[Entries with figure data]
========

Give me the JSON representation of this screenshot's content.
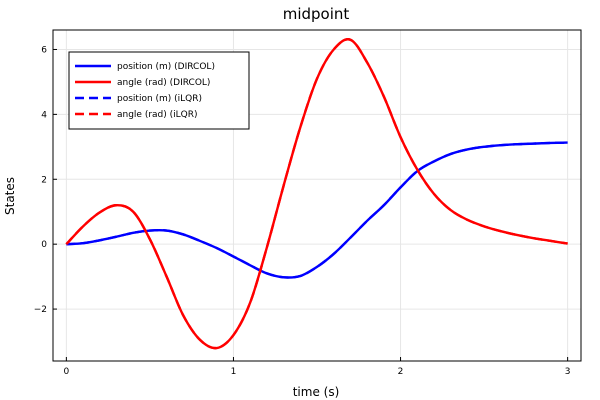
{
  "chart_data": {
    "type": "line",
    "title": "midpoint",
    "xlabel": "time (s)",
    "ylabel": "States",
    "xlim": [
      -0.08,
      3.08
    ],
    "ylim": [
      -3.6,
      6.6
    ],
    "xticks": [
      0,
      1,
      2,
      3
    ],
    "xtick_labels": [
      "0",
      "1",
      "2",
      "3"
    ],
    "yticks": [
      -2,
      0,
      2,
      4,
      6
    ],
    "ytick_labels": [
      "−2",
      "0",
      "2",
      "4",
      "6"
    ],
    "grid": true,
    "legend_position": "top-left",
    "series": [
      {
        "name": "position (m) (DIRCOL)",
        "color": "#0000ff",
        "dash": "solid",
        "x": [
          0,
          0.1,
          0.2,
          0.3,
          0.4,
          0.5,
          0.6,
          0.7,
          0.8,
          0.9,
          1.0,
          1.1,
          1.2,
          1.3,
          1.4,
          1.5,
          1.6,
          1.7,
          1.8,
          1.9,
          2.0,
          2.1,
          2.2,
          2.3,
          2.4,
          2.5,
          2.6,
          2.7,
          2.8,
          2.9,
          3.0
        ],
        "y": [
          0,
          0.03,
          0.12,
          0.23,
          0.35,
          0.42,
          0.42,
          0.3,
          0.1,
          -0.12,
          -0.38,
          -0.65,
          -0.9,
          -1.02,
          -0.98,
          -0.7,
          -0.3,
          0.2,
          0.72,
          1.2,
          1.75,
          2.25,
          2.55,
          2.78,
          2.92,
          3.0,
          3.05,
          3.08,
          3.1,
          3.12,
          3.13
        ]
      },
      {
        "name": "angle (rad) (DIRCOL)",
        "color": "#ff0000",
        "dash": "solid",
        "x": [
          0,
          0.1,
          0.2,
          0.3,
          0.4,
          0.5,
          0.6,
          0.7,
          0.8,
          0.9,
          1.0,
          1.1,
          1.2,
          1.3,
          1.4,
          1.5,
          1.6,
          1.7,
          1.8,
          1.9,
          2.0,
          2.1,
          2.2,
          2.3,
          2.4,
          2.5,
          2.6,
          2.7,
          2.8,
          2.9,
          3.0
        ],
        "y": [
          0,
          0.55,
          0.98,
          1.2,
          1.0,
          0.15,
          -1.0,
          -2.2,
          -2.95,
          -3.2,
          -2.8,
          -1.8,
          -0.1,
          1.8,
          3.6,
          5.1,
          6.0,
          6.3,
          5.6,
          4.55,
          3.3,
          2.3,
          1.55,
          1.05,
          0.75,
          0.55,
          0.4,
          0.28,
          0.18,
          0.1,
          0.02
        ]
      },
      {
        "name": "position (m) (iLQR)",
        "color": "#0000ff",
        "dash": "dashed",
        "x": [
          0,
          0.1,
          0.2,
          0.3,
          0.4,
          0.5,
          0.6,
          0.7,
          0.8,
          0.9,
          1.0,
          1.1,
          1.2,
          1.3,
          1.4,
          1.5,
          1.6,
          1.7,
          1.8,
          1.9,
          2.0,
          2.1,
          2.2,
          2.3,
          2.4,
          2.5,
          2.6,
          2.7,
          2.8,
          2.9,
          3.0
        ],
        "y": [
          0,
          0.03,
          0.12,
          0.23,
          0.35,
          0.42,
          0.42,
          0.3,
          0.1,
          -0.12,
          -0.38,
          -0.65,
          -0.9,
          -1.02,
          -0.98,
          -0.7,
          -0.3,
          0.2,
          0.72,
          1.2,
          1.75,
          2.25,
          2.55,
          2.78,
          2.92,
          3.0,
          3.05,
          3.08,
          3.1,
          3.12,
          3.13
        ]
      },
      {
        "name": "angle (rad) (iLQR)",
        "color": "#ff0000",
        "dash": "dashed",
        "x": [
          0,
          0.1,
          0.2,
          0.3,
          0.4,
          0.5,
          0.6,
          0.7,
          0.8,
          0.9,
          1.0,
          1.1,
          1.2,
          1.3,
          1.4,
          1.5,
          1.6,
          1.7,
          1.8,
          1.9,
          2.0,
          2.1,
          2.2,
          2.3,
          2.4,
          2.5,
          2.6,
          2.7,
          2.8,
          2.9,
          3.0
        ],
        "y": [
          0,
          0.55,
          0.98,
          1.2,
          1.0,
          0.15,
          -1.0,
          -2.2,
          -2.95,
          -3.2,
          -2.8,
          -1.8,
          -0.1,
          1.8,
          3.6,
          5.1,
          6.0,
          6.3,
          5.6,
          4.55,
          3.3,
          2.3,
          1.55,
          1.05,
          0.75,
          0.55,
          0.4,
          0.28,
          0.18,
          0.1,
          0.02
        ]
      }
    ]
  }
}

========

# [What this task involves]
Skip the images and write out the rest of the listing exactly.

# [Full answer]
Give me the JSON representation of this screenshot's content.
{
  "chart_data": {
    "type": "line",
    "title": "midpoint",
    "xlabel": "time (s)",
    "ylabel": "States",
    "xlim": [
      -0.08,
      3.08
    ],
    "ylim": [
      -3.6,
      6.6
    ],
    "xticks": [
      0,
      1,
      2,
      3
    ],
    "xtick_labels": [
      "0",
      "1",
      "2",
      "3"
    ],
    "yticks": [
      -2,
      0,
      2,
      4,
      6
    ],
    "ytick_labels": [
      "−2",
      "0",
      "2",
      "4",
      "6"
    ],
    "grid": true,
    "legend_position": "top-left",
    "series": [
      {
        "name": "position (m) (DIRCOL)",
        "color": "#0000ff",
        "dash": "solid",
        "x": [
          0,
          0.1,
          0.2,
          0.3,
          0.4,
          0.5,
          0.6,
          0.7,
          0.8,
          0.9,
          1.0,
          1.1,
          1.2,
          1.3,
          1.4,
          1.5,
          1.6,
          1.7,
          1.8,
          1.9,
          2.0,
          2.1,
          2.2,
          2.3,
          2.4,
          2.5,
          2.6,
          2.7,
          2.8,
          2.9,
          3.0
        ],
        "y": [
          0,
          0.03,
          0.12,
          0.23,
          0.35,
          0.42,
          0.42,
          0.3,
          0.1,
          -0.12,
          -0.38,
          -0.65,
          -0.9,
          -1.02,
          -0.98,
          -0.7,
          -0.3,
          0.2,
          0.72,
          1.2,
          1.75,
          2.25,
          2.55,
          2.78,
          2.92,
          3.0,
          3.05,
          3.08,
          3.1,
          3.12,
          3.13
        ]
      },
      {
        "name": "angle (rad) (DIRCOL)",
        "color": "#ff0000",
        "dash": "solid",
        "x": [
          0,
          0.1,
          0.2,
          0.3,
          0.4,
          0.5,
          0.6,
          0.7,
          0.8,
          0.9,
          1.0,
          1.1,
          1.2,
          1.3,
          1.4,
          1.5,
          1.6,
          1.7,
          1.8,
          1.9,
          2.0,
          2.1,
          2.2,
          2.3,
          2.4,
          2.5,
          2.6,
          2.7,
          2.8,
          2.9,
          3.0
        ],
        "y": [
          0,
          0.55,
          0.98,
          1.2,
          1.0,
          0.15,
          -1.0,
          -2.2,
          -2.95,
          -3.2,
          -2.8,
          -1.8,
          -0.1,
          1.8,
          3.6,
          5.1,
          6.0,
          6.3,
          5.6,
          4.55,
          3.3,
          2.3,
          1.55,
          1.05,
          0.75,
          0.55,
          0.4,
          0.28,
          0.18,
          0.1,
          0.02
        ]
      },
      {
        "name": "position (m) (iLQR)",
        "color": "#0000ff",
        "dash": "dashed",
        "x": [
          0,
          0.1,
          0.2,
          0.3,
          0.4,
          0.5,
          0.6,
          0.7,
          0.8,
          0.9,
          1.0,
          1.1,
          1.2,
          1.3,
          1.4,
          1.5,
          1.6,
          1.7,
          1.8,
          1.9,
          2.0,
          2.1,
          2.2,
          2.3,
          2.4,
          2.5,
          2.6,
          2.7,
          2.8,
          2.9,
          3.0
        ],
        "y": [
          0,
          0.03,
          0.12,
          0.23,
          0.35,
          0.42,
          0.42,
          0.3,
          0.1,
          -0.12,
          -0.38,
          -0.65,
          -0.9,
          -1.02,
          -0.98,
          -0.7,
          -0.3,
          0.2,
          0.72,
          1.2,
          1.75,
          2.25,
          2.55,
          2.78,
          2.92,
          3.0,
          3.05,
          3.08,
          3.1,
          3.12,
          3.13
        ]
      },
      {
        "name": "angle (rad) (iLQR)",
        "color": "#ff0000",
        "dash": "dashed",
        "x": [
          0,
          0.1,
          0.2,
          0.3,
          0.4,
          0.5,
          0.6,
          0.7,
          0.8,
          0.9,
          1.0,
          1.1,
          1.2,
          1.3,
          1.4,
          1.5,
          1.6,
          1.7,
          1.8,
          1.9,
          2.0,
          2.1,
          2.2,
          2.3,
          2.4,
          2.5,
          2.6,
          2.7,
          2.8,
          2.9,
          3.0
        ],
        "y": [
          0,
          0.55,
          0.98,
          1.2,
          1.0,
          0.15,
          -1.0,
          -2.2,
          -2.95,
          -3.2,
          -2.8,
          -1.8,
          -0.1,
          1.8,
          3.6,
          5.1,
          6.0,
          6.3,
          5.6,
          4.55,
          3.3,
          2.3,
          1.55,
          1.05,
          0.75,
          0.55,
          0.4,
          0.28,
          0.18,
          0.1,
          0.02
        ]
      }
    ]
  }
}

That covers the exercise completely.